» Requirements
In the entries below, identify every line with the string "decals" and copy it.

Start Records shown

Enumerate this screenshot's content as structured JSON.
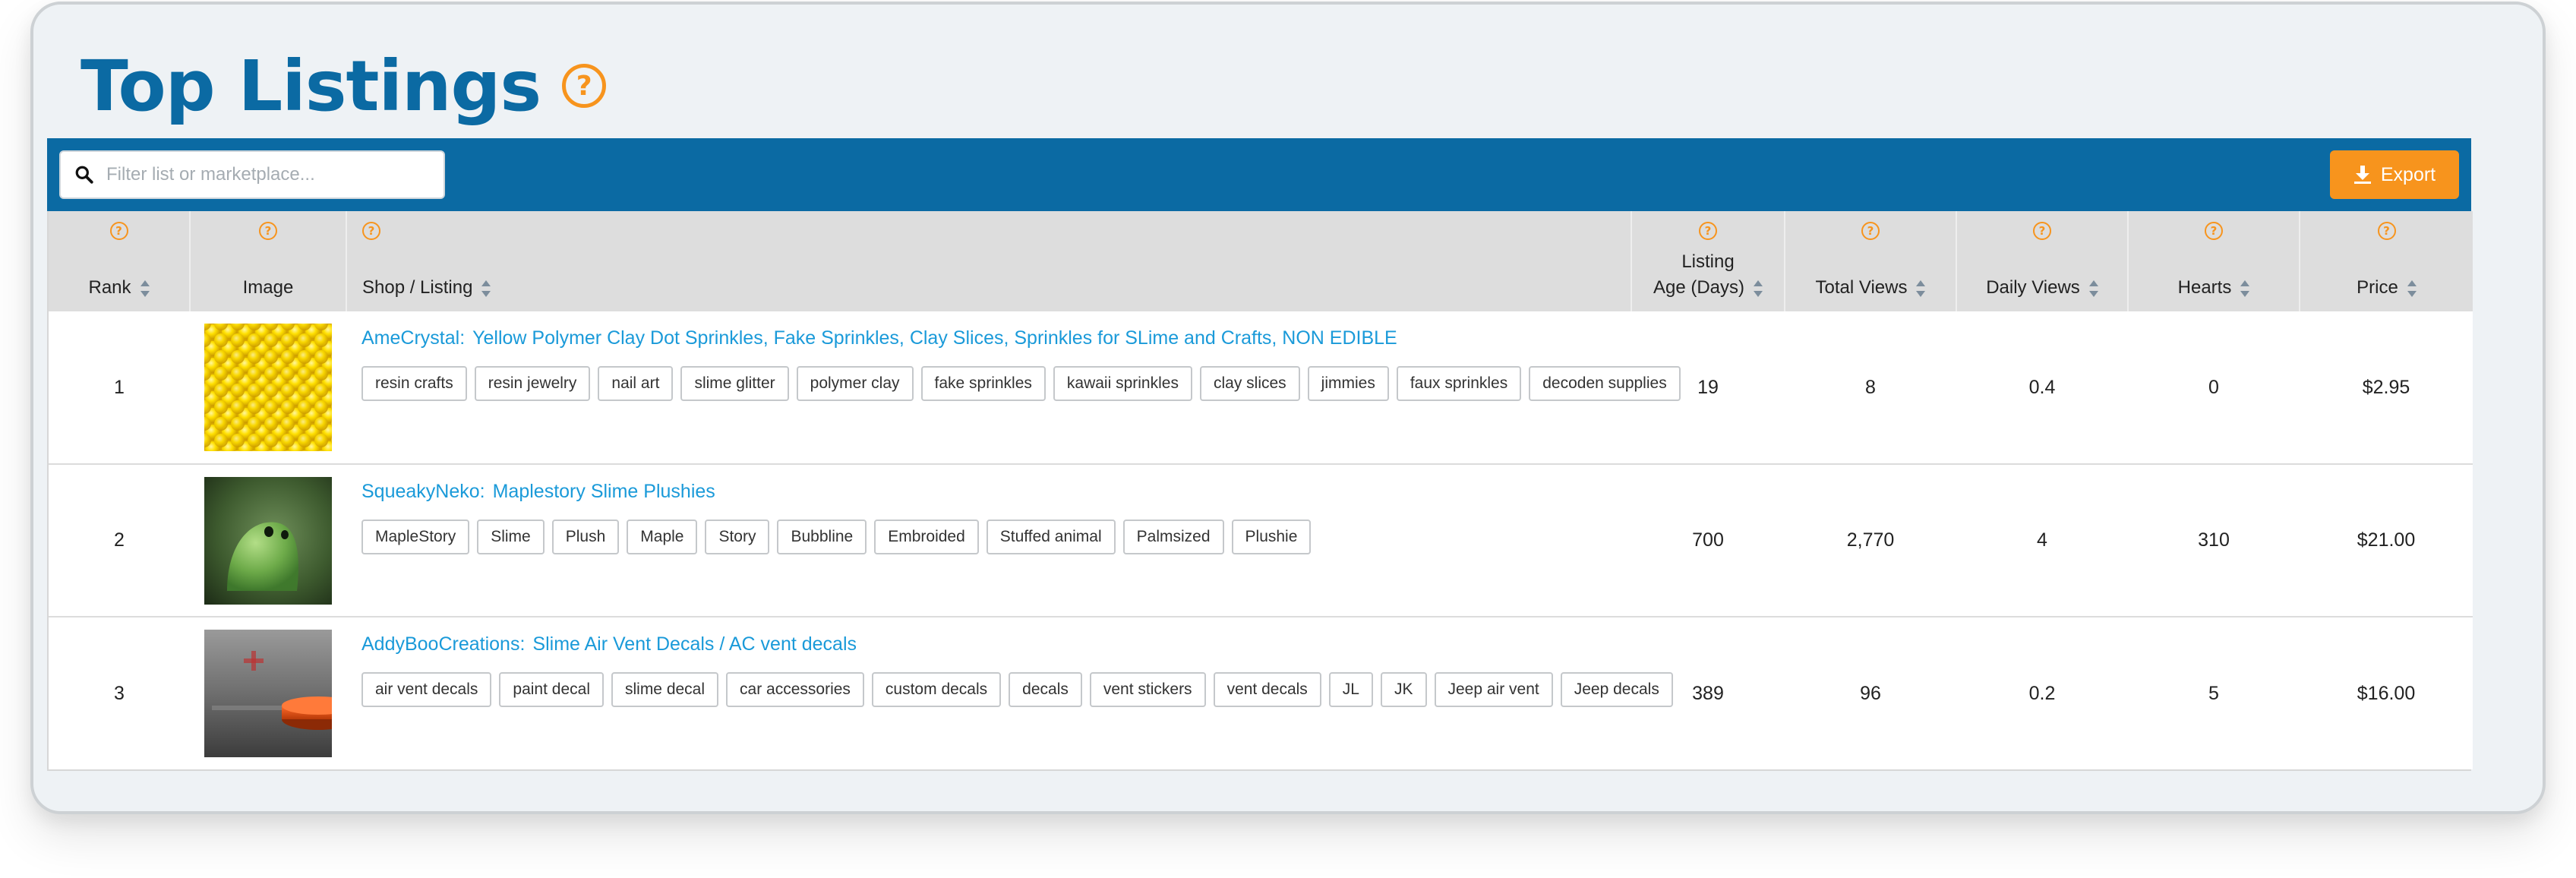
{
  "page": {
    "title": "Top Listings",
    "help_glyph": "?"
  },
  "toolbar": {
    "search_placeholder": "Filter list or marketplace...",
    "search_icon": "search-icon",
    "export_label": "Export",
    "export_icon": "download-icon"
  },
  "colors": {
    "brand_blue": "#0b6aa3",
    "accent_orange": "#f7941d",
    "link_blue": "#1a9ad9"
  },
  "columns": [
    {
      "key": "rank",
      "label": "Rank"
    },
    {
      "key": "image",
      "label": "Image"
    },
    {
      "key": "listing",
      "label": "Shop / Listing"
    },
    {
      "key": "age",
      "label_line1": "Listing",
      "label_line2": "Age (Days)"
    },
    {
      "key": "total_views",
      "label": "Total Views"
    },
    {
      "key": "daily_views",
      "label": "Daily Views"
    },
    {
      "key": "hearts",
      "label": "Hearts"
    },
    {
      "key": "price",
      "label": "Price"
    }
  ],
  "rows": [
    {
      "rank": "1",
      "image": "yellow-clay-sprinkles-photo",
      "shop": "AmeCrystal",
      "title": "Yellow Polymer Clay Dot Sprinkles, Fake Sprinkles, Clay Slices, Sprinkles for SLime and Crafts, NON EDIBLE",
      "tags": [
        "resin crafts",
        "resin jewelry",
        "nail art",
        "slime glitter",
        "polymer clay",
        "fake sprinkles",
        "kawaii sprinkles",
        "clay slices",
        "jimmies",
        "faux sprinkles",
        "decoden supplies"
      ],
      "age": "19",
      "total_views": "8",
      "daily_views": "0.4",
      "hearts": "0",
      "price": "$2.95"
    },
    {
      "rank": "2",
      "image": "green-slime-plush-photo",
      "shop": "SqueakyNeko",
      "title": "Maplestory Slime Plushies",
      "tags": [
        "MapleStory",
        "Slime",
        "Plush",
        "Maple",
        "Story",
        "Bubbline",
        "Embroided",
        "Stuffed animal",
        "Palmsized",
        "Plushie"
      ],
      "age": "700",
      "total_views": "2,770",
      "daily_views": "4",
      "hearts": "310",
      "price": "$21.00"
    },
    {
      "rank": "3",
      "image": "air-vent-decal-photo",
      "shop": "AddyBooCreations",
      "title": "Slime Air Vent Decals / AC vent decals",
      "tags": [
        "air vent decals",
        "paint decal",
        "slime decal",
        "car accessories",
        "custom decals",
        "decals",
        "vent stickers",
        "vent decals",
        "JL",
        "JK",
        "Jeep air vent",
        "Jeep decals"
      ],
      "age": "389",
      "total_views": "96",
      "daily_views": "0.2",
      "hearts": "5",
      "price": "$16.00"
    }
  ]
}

End Records shown

» Output
      "title": "Slime Air Vent Decals / AC vent decals",
        "air vent decals",
        "custom decals",
        "decals",
        "vent decals",
        "Jeep decals"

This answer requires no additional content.